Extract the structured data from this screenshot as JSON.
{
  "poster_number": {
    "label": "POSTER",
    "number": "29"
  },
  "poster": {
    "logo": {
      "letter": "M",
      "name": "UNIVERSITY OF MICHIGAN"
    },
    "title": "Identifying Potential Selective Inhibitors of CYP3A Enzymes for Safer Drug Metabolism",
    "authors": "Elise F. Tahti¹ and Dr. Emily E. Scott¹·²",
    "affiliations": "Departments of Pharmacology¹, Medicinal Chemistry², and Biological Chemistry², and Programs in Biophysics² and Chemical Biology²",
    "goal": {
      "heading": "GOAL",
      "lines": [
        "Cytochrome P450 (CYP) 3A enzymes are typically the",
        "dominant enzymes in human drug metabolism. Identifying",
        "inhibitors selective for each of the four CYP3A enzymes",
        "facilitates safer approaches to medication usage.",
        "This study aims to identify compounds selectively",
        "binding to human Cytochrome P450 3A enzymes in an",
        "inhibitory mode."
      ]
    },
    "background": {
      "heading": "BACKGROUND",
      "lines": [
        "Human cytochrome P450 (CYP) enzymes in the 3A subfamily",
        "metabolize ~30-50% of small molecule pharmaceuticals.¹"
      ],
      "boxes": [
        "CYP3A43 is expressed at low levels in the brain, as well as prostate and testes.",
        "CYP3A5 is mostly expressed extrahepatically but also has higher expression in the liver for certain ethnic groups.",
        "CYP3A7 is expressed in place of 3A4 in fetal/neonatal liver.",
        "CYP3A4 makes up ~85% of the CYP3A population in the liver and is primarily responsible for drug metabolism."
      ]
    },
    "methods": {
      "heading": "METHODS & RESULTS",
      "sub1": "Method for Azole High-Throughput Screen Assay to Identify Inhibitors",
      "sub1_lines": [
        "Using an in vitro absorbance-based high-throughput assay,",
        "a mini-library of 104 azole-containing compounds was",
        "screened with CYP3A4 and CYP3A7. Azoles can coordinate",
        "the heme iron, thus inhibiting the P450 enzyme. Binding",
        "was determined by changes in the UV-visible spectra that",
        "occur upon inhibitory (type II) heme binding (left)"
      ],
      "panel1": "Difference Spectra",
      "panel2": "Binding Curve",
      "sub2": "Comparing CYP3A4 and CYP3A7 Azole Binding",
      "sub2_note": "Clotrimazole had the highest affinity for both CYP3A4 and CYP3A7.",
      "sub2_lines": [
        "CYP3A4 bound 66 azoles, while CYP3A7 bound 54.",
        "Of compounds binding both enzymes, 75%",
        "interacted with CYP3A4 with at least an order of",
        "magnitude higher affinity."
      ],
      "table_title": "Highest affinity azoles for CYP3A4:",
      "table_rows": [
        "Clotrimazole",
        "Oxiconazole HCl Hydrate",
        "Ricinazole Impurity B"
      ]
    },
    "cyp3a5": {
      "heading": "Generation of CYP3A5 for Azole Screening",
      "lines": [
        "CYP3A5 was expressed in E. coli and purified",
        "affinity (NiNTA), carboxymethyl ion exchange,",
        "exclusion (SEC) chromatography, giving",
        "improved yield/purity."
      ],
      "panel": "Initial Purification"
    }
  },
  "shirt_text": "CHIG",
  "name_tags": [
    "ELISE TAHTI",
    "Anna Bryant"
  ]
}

▸ **What needs to be done**: Please filter the data down to the lines containing the word "Clotrimazole".

▸ **Exercise answer**:
      "sub2_note": "Clotrimazole had the highest affinity for both CYP3A4 and CYP3A7.",
        "Clotrimazole",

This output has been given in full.